Collect each line of the entries that holds the string "hillocks".

** START OF RECORDS SUPPLIED **

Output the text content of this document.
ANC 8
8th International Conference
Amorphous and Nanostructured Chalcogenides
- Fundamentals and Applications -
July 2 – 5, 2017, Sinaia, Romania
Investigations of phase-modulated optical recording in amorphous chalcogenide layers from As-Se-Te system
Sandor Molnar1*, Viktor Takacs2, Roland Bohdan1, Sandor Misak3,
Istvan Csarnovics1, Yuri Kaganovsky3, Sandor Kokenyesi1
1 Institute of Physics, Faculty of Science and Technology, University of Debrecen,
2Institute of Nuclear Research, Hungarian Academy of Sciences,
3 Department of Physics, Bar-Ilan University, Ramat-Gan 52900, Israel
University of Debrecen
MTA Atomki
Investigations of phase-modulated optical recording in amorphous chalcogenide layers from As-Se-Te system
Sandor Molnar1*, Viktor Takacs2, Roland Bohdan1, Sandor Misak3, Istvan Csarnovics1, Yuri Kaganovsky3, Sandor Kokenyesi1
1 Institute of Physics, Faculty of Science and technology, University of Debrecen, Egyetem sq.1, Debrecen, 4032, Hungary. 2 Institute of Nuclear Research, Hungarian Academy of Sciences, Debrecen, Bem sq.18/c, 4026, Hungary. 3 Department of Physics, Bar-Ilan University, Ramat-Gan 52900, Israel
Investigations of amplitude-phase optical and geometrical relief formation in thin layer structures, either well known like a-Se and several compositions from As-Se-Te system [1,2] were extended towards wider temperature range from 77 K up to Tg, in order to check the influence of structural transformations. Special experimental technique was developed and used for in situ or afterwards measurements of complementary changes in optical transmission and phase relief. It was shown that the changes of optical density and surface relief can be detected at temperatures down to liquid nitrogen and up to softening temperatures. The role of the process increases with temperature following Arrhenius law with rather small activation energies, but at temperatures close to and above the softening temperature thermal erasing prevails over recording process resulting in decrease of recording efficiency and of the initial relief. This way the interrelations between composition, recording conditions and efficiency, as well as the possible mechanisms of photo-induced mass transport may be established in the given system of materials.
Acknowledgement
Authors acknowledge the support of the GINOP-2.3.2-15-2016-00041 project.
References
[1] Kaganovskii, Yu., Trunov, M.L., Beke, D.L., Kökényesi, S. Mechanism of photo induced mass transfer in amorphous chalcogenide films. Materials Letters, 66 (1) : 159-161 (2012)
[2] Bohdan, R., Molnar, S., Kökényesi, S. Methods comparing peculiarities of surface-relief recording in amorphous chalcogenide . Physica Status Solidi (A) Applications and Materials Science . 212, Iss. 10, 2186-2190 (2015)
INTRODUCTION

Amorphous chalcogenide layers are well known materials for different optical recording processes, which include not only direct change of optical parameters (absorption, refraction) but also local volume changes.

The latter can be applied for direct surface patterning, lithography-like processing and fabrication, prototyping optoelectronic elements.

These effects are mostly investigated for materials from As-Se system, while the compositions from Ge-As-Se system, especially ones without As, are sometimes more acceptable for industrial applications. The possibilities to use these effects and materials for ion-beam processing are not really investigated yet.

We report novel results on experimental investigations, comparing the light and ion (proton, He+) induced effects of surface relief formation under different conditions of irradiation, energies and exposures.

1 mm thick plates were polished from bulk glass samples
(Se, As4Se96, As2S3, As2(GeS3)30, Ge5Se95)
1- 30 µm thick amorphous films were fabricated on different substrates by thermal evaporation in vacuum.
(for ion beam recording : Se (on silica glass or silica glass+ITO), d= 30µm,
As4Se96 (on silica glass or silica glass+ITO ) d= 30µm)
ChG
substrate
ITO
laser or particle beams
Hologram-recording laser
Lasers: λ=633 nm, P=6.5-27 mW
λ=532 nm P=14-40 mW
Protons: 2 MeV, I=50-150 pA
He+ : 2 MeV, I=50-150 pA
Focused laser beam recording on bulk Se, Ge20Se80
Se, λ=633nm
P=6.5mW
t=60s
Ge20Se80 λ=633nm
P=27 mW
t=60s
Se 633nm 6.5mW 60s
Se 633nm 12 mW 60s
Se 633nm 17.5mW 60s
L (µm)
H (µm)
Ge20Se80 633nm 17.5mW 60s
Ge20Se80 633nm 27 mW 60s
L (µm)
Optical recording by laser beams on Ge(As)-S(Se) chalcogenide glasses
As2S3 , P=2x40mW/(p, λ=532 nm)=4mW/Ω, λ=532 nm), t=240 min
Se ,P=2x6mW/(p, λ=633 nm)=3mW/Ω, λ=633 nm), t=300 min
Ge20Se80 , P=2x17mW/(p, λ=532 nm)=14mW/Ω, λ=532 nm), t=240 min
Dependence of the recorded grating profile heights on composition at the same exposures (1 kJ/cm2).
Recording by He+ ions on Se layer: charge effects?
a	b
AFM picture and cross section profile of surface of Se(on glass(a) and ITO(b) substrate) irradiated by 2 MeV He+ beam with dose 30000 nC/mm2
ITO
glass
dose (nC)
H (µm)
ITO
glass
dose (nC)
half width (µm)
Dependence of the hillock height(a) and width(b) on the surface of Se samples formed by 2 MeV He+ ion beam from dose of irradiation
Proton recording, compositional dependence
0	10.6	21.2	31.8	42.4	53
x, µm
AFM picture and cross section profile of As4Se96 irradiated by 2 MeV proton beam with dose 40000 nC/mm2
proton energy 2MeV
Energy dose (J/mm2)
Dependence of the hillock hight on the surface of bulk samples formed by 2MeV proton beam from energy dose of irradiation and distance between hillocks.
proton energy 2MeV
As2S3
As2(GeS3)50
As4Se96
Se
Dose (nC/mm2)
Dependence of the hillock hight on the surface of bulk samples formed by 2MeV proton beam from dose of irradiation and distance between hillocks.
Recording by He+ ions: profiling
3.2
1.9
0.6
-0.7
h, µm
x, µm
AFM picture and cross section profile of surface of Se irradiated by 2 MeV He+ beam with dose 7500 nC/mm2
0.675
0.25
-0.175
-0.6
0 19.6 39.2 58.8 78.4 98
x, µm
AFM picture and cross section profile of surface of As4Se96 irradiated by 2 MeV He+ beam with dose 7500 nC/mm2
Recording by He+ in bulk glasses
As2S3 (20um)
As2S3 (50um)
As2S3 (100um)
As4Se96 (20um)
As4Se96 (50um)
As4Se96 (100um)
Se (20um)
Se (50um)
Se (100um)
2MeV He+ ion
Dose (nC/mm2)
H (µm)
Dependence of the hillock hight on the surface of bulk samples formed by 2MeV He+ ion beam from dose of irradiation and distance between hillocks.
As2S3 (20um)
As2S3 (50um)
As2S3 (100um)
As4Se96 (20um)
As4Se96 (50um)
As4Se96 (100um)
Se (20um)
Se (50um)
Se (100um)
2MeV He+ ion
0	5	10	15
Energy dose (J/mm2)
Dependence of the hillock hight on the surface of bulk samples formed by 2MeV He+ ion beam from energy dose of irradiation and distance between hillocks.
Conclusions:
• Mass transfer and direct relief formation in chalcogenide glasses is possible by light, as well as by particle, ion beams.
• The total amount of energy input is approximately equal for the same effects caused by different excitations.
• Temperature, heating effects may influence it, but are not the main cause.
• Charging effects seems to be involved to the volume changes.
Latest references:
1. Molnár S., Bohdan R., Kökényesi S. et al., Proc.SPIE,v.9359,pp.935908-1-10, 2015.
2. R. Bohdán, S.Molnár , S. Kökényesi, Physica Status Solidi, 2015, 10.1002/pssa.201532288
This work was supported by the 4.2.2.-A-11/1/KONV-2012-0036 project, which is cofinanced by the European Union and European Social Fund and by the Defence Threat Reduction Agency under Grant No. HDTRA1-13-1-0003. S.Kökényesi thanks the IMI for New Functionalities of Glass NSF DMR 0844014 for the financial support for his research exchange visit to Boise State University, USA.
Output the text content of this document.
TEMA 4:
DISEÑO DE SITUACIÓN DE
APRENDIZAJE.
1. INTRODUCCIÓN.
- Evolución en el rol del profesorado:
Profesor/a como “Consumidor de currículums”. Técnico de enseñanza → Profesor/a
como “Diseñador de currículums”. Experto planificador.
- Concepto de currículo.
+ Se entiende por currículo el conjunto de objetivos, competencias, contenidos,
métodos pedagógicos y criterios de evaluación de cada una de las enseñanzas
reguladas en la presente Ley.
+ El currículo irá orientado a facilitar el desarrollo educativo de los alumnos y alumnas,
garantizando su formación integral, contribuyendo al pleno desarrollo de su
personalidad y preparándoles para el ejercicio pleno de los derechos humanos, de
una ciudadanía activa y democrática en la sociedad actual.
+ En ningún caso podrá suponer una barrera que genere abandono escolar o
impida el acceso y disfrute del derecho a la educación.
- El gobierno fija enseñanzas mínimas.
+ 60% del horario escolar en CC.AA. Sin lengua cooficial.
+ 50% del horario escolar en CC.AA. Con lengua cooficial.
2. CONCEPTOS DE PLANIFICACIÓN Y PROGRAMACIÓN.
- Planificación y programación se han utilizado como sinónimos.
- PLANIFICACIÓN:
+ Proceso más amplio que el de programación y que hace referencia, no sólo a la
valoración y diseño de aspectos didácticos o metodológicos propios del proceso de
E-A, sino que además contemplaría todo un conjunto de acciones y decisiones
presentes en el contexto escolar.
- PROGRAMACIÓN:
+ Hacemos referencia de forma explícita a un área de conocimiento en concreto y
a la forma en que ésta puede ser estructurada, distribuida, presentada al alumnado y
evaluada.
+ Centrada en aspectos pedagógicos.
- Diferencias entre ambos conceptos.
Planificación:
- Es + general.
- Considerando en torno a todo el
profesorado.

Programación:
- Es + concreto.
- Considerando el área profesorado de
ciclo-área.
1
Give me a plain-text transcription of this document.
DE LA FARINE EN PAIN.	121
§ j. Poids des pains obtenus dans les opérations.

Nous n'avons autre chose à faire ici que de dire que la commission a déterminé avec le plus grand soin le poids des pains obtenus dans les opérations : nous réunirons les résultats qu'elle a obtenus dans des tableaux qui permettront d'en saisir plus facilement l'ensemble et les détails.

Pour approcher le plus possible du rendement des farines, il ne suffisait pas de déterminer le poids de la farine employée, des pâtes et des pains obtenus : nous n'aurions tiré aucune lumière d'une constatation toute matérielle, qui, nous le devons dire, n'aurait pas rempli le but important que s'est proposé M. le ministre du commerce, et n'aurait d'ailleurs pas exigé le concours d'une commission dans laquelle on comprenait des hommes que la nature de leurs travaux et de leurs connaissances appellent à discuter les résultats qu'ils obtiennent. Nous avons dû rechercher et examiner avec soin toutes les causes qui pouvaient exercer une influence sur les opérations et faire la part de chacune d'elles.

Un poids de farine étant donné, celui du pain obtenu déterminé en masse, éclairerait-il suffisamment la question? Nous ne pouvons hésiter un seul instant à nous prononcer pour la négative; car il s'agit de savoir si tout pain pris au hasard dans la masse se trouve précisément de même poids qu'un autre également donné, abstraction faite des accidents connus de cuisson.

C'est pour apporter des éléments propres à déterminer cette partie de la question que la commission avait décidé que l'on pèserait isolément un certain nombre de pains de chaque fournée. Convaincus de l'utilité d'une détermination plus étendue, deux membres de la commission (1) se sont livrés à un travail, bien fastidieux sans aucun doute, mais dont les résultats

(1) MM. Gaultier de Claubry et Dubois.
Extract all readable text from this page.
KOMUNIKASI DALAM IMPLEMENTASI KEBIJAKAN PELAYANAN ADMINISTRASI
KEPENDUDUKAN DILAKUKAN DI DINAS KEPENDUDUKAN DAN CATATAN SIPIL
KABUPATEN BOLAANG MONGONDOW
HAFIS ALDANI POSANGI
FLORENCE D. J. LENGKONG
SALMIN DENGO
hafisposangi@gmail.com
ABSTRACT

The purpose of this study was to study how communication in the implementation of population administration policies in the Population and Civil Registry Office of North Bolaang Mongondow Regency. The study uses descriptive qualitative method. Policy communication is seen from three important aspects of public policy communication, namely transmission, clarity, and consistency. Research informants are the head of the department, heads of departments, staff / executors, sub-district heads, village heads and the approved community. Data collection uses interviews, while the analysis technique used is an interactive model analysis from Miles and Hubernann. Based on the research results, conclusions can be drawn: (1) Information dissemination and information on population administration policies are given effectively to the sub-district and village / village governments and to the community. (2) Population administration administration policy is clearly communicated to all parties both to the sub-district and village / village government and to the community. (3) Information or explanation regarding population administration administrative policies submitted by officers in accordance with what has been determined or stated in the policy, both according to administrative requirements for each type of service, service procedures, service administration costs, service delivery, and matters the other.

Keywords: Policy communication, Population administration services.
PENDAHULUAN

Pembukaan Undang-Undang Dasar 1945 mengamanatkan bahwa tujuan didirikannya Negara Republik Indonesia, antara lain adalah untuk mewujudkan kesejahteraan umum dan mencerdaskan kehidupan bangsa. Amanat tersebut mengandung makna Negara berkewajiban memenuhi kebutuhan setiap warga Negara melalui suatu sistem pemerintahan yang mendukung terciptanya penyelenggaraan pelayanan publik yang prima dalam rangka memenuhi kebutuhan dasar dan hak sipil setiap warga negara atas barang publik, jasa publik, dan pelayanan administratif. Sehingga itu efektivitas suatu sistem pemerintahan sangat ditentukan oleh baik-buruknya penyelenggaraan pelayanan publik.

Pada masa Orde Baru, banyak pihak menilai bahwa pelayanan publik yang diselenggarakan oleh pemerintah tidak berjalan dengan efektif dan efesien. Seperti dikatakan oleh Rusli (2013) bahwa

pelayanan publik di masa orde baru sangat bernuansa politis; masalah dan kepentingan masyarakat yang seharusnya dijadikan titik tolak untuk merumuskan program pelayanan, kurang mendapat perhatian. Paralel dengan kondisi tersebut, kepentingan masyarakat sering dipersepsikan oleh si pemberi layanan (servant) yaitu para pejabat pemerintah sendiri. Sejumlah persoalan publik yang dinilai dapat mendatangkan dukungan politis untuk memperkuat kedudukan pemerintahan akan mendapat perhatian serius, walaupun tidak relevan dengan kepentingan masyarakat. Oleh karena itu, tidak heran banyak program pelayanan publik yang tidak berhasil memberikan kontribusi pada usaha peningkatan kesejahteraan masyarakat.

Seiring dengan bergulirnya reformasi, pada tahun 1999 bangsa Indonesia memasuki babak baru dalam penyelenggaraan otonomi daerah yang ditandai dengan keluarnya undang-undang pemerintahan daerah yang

** END OF RECORDS SUPPLIED **

**SOLUTION TO THIS PROBLEM:**
Dependence of the hillock hight on the surface of bulk samples formed by 2MeV proton beam from energy dose of irradiation and distance between hillocks.
Dependence of the hillock hight on the surface of bulk samples formed by 2MeV proton beam from dose of irradiation and distance between hillocks.
Dependence of the hillock hight on the surface of bulk samples formed by 2MeV He+ ion beam from dose of irradiation and distance between hillocks.
Dependence of the hillock hight on the surface of bulk samples formed by 2MeV He+ ion beam from energy dose of irradiation and distance between hillocks.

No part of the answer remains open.